» Records
>>>>

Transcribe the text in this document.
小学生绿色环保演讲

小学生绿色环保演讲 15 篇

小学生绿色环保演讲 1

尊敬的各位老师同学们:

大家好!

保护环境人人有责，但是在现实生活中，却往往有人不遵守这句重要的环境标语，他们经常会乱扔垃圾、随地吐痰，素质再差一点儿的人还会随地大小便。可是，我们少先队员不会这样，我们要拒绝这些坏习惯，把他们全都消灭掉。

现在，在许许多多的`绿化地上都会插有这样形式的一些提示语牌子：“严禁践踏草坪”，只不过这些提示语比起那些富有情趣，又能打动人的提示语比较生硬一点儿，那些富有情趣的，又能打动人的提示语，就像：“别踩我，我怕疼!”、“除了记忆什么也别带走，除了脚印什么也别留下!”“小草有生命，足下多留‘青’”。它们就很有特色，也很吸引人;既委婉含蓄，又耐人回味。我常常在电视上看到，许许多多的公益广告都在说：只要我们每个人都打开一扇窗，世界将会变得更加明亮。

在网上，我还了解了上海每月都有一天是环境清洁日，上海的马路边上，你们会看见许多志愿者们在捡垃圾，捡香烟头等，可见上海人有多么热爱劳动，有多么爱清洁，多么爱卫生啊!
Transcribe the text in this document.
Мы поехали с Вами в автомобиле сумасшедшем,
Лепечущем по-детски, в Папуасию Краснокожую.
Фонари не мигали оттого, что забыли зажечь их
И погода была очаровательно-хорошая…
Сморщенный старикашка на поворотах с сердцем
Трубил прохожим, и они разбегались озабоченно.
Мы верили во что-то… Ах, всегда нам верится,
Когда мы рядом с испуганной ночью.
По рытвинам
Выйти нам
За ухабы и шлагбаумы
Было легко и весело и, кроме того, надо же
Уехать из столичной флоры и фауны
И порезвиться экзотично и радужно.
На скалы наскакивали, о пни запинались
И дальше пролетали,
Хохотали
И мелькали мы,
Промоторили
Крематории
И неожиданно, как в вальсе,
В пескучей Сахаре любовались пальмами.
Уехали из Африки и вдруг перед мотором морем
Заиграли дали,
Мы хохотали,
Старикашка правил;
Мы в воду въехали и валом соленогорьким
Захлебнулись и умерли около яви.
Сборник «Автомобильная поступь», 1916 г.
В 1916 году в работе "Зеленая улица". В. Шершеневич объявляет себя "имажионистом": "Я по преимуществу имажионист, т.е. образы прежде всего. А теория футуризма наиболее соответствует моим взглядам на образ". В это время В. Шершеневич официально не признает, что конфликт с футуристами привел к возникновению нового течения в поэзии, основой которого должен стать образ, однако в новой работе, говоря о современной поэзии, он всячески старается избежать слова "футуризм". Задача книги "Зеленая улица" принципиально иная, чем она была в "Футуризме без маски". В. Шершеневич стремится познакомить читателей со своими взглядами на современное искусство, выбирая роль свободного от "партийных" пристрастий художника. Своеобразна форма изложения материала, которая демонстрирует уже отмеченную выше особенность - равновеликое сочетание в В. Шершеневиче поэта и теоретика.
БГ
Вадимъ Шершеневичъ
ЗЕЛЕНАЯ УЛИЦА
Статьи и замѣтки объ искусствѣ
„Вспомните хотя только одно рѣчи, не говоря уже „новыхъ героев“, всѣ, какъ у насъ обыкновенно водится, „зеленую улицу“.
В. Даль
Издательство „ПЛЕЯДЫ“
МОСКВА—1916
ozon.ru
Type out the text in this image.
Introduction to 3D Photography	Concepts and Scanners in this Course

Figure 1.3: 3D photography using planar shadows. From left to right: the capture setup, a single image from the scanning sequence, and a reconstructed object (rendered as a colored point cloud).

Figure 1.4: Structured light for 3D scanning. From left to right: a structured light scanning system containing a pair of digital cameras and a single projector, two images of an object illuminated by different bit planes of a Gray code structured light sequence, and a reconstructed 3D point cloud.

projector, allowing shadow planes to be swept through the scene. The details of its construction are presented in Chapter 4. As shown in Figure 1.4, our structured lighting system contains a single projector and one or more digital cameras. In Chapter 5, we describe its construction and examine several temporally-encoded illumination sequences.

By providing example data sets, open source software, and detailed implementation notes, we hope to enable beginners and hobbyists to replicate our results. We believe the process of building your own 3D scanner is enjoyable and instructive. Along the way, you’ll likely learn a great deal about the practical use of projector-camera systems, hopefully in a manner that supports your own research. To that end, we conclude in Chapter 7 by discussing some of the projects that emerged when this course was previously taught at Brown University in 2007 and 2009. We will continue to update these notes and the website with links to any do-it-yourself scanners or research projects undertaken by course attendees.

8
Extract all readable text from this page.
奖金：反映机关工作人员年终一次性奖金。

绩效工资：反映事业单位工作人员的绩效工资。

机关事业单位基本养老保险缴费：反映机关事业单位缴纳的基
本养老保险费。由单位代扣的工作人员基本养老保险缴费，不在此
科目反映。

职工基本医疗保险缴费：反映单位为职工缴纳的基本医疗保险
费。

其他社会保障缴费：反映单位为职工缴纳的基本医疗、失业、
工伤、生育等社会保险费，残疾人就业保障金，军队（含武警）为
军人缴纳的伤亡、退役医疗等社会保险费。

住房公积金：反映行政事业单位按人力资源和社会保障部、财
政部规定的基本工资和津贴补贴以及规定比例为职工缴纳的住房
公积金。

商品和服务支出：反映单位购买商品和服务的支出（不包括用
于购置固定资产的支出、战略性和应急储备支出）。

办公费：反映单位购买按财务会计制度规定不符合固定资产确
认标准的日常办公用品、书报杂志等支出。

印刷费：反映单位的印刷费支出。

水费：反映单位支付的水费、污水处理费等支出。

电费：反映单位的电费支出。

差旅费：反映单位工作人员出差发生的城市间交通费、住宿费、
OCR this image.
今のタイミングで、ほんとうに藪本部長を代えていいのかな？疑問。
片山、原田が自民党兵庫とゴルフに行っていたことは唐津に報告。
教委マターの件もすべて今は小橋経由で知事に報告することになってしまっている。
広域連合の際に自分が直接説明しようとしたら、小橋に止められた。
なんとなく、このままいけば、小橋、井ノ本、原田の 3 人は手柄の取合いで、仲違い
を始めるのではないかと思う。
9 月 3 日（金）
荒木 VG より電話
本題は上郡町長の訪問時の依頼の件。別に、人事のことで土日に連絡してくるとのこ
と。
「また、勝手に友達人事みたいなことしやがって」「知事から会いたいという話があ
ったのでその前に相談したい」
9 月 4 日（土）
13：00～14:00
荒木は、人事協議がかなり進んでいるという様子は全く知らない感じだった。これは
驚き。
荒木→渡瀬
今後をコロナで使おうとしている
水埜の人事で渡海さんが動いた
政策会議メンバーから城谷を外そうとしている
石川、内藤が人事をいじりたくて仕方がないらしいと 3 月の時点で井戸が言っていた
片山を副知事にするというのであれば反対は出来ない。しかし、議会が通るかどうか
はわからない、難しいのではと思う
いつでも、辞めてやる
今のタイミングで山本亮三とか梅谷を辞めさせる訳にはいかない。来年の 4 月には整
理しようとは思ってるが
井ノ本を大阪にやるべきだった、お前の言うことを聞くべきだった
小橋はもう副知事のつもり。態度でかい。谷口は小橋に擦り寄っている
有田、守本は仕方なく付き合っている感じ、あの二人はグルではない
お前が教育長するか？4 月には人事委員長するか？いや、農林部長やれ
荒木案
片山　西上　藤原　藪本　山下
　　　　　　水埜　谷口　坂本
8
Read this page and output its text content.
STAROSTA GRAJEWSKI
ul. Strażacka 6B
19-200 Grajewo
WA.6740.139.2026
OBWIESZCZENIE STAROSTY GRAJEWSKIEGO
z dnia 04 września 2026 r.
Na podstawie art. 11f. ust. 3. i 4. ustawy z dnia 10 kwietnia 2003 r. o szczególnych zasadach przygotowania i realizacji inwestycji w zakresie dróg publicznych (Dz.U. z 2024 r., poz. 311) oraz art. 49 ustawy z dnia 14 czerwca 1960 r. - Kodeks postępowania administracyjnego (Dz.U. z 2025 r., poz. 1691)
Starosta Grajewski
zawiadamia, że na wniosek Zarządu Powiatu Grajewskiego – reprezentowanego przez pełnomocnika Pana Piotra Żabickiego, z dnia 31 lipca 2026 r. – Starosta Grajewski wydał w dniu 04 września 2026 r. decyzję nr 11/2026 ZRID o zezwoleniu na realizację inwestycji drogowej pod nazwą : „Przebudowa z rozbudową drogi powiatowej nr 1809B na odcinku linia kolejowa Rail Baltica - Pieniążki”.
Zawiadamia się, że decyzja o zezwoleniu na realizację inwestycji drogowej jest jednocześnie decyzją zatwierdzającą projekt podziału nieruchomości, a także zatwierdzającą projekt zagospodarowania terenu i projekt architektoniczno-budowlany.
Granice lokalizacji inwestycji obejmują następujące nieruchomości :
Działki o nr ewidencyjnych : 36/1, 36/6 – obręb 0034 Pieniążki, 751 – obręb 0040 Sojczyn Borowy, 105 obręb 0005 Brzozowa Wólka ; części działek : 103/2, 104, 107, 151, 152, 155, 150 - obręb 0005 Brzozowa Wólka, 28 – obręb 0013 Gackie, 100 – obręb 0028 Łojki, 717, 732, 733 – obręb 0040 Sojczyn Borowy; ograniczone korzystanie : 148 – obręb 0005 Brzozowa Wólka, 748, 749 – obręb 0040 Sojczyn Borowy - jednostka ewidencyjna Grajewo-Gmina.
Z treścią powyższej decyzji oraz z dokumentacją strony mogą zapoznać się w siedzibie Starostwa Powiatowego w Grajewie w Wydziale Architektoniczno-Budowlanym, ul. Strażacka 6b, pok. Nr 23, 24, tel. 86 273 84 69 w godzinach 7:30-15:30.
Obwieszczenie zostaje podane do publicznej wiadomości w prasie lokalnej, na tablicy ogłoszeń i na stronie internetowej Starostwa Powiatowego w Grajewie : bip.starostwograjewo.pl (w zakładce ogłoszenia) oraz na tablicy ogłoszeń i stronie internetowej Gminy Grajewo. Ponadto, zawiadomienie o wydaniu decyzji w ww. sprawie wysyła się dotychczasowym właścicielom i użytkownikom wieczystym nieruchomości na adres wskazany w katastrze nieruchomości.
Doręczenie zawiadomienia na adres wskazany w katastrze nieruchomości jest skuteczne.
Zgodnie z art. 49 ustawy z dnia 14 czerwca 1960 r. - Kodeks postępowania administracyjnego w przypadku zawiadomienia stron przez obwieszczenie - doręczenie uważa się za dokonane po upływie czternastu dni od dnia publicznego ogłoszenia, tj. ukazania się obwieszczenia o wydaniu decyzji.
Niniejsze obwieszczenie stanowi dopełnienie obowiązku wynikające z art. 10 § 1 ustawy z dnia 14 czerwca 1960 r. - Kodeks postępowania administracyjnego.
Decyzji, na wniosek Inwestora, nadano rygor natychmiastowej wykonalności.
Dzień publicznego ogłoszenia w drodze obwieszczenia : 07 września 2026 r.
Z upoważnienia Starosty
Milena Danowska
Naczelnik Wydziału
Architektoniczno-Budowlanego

<<<<

» Given request
Of all the lines in the data above, state how many include "text". Say only the number.

» Answer for the task
5